►

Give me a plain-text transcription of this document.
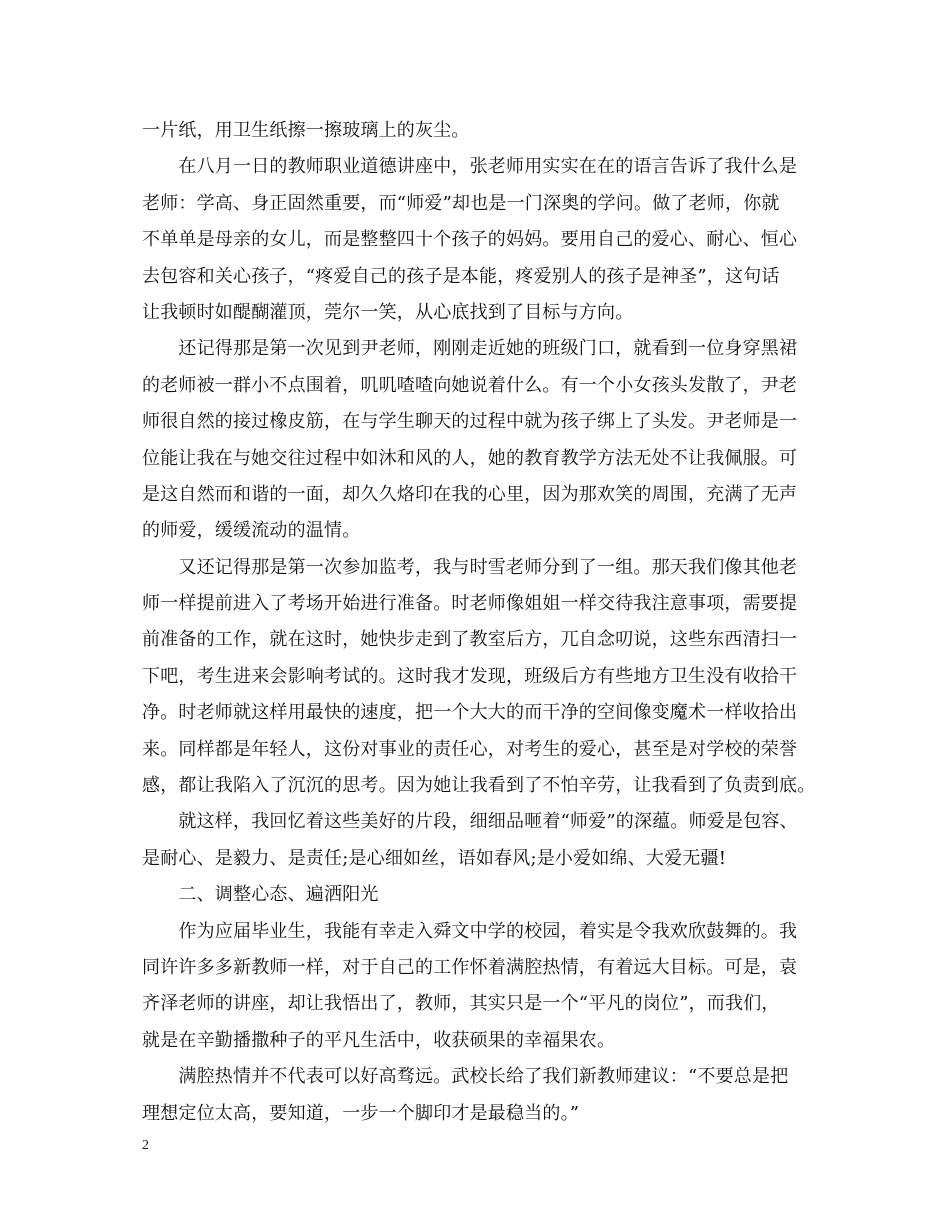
一片纸，用卫生纸擦一擦玻璃上的灰尘。
　　在八月一日的教师职业道德讲座中，张老师用实实在在的语言告诉了我什么是
老师：学高、身正固然重要，而“师爱”却也是一门深奥的学问。做了老师，你就
不单单是母亲的女儿，而是整整四十个孩子的妈妈。要用自己的爱心、耐心、恒心
去包容和关心孩子，“疼爱自己的孩子是本能，疼爱别人的孩子是神圣”，这句话
让我顿时如醍醐灌顶，莞尔一笑，从心底找到了目标与方向。
　　还记得那是第一次见到尹老师，刚刚走近她的班级门口，就看到一位身穿黑裙
的老师被一群小不点围着，叽叽喳喳向她说着什么。有一个小女孩头发散了，尹老
师很自然的接过橡皮筋，在与学生聊天的过程中就为孩子绑上了头发。尹老师是一
位能让我在与她交往过程中如沐和风的人，她的教育教学方法无处不让我佩服。可
是这自然而和谐的一面，却久久烙印在我的心里，因为那欢笑的周围，充满了无声
的师爱，缓缓流动的温情。
　　又还记得那是第一次参加监考，我与时雪老师分到了一组。那天我们像其他老
师一样提前进入了考场开始进行准备。时老师像姐姐一样交待我注意事项，需要提
前准备的工作，就在这时，她快步走到了教室后方，兀自念叨说，这些东西清扫一
下吧，考生进来会影响考试的。这时我才发现，班级后方有些地方卫生没有收拾干
净。时老师就这样用最快的速度，把一个大大的而干净的空间像变魔术一样收拾出
来。同样都是年轻人，这份对事业的责任心，对考生的爱心，甚至是对学校的荣誉
感，都让我陷入了沉沉的思考。因为她让我看到了不怕辛劳，让我看到了负责到底。
　　就这样，我回忆着这些美好的片段，细细品咂着“师爱”的深蕴。师爱是包容、
是耐心、是毅力、是责任;是心细如丝，语如春风;是小爱如绵、大爱无疆!
　　二、调整心态、遍洒阳光
　　作为应届毕业生，我能有幸走入舜文中学的校园，着实是令我欢欣鼓舞的。我
同许许多多新教师一样，对于自己的工作怀着满腔热情，有着远大目标。可是，袁
齐泽老师的讲座，却让我悟出了，教师，其实只是一个“平凡的岗位”，而我们，
就是在辛勤播撒种子的平凡生活中，收获硕果的幸福果农。
　　满腔热情并不代表可以好高骛远。武校长给了我们新教师建议：“不要总是把
理想定位太高，要知道，一步一个脚印才是最稳当的。”
2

◄

**GOAL**
All of the material above needs to be restated exactly, with no pictures.

**SOLUTION TO THE EXERCISE**
Give me a plain-text transcription of this document.
一片纸，用卫生纸擦一擦玻璃上的灰尘。
　　在八月一日的教师职业道德讲座中，张老师用实实在在的语言告诉了我什么是
老师：学高、身正固然重要，而“师爱”却也是一门深奥的学问。做了老师，你就
不单单是母亲的女儿，而是整整四十个孩子的妈妈。要用自己的爱心、耐心、恒心
去包容和关心孩子，“疼爱自己的孩子是本能，疼爱别人的孩子是神圣”，这句话
让我顿时如醍醐灌顶，莞尔一笑，从心底找到了目标与方向。
　　还记得那是第一次见到尹老师，刚刚走近她的班级门口，就看到一位身穿黑裙
的老师被一群小不点围着，叽叽喳喳向她说着什么。有一个小女孩头发散了，尹老
师很自然的接过橡皮筋，在与学生聊天的过程中就为孩子绑上了头发。尹老师是一
位能让我在与她交往过程中如沐和风的人，她的教育教学方法无处不让我佩服。可
是这自然而和谐的一面，却久久烙印在我的心里，因为那欢笑的周围，充满了无声
的师爱，缓缓流动的温情。
　　又还记得那是第一次参加监考，我与时雪老师分到了一组。那天我们像其他老
师一样提前进入了考场开始进行准备。时老师像姐姐一样交待我注意事项，需要提
前准备的工作，就在这时，她快步走到了教室后方，兀自念叨说，这些东西清扫一
下吧，考生进来会影响考试的。这时我才发现，班级后方有些地方卫生没有收拾干
净。时老师就这样用最快的速度，把一个大大的而干净的空间像变魔术一样收拾出
来。同样都是年轻人，这份对事业的责任心，对考生的爱心，甚至是对学校的荣誉
感，都让我陷入了沉沉的思考。因为她让我看到了不怕辛劳，让我看到了负责到底。
　　就这样，我回忆着这些美好的片段，细细品咂着“师爱”的深蕴。师爱是包容、
是耐心、是毅力、是责任;是心细如丝，语如春风;是小爱如绵、大爱无疆!
　　二、调整心态、遍洒阳光
　　作为应届毕业生，我能有幸走入舜文中学的校园，着实是令我欢欣鼓舞的。我
同许许多多新教师一样，对于自己的工作怀着满腔热情，有着远大目标。可是，袁
齐泽老师的讲座，却让我悟出了，教师，其实只是一个“平凡的岗位”，而我们，
就是在辛勤播撒种子的平凡生活中，收获硕果的幸福果农。
　　满腔热情并不代表可以好高骛远。武校长给了我们新教师建议：“不要总是把
理想定位太高，要知道，一步一个脚印才是最稳当的。”
2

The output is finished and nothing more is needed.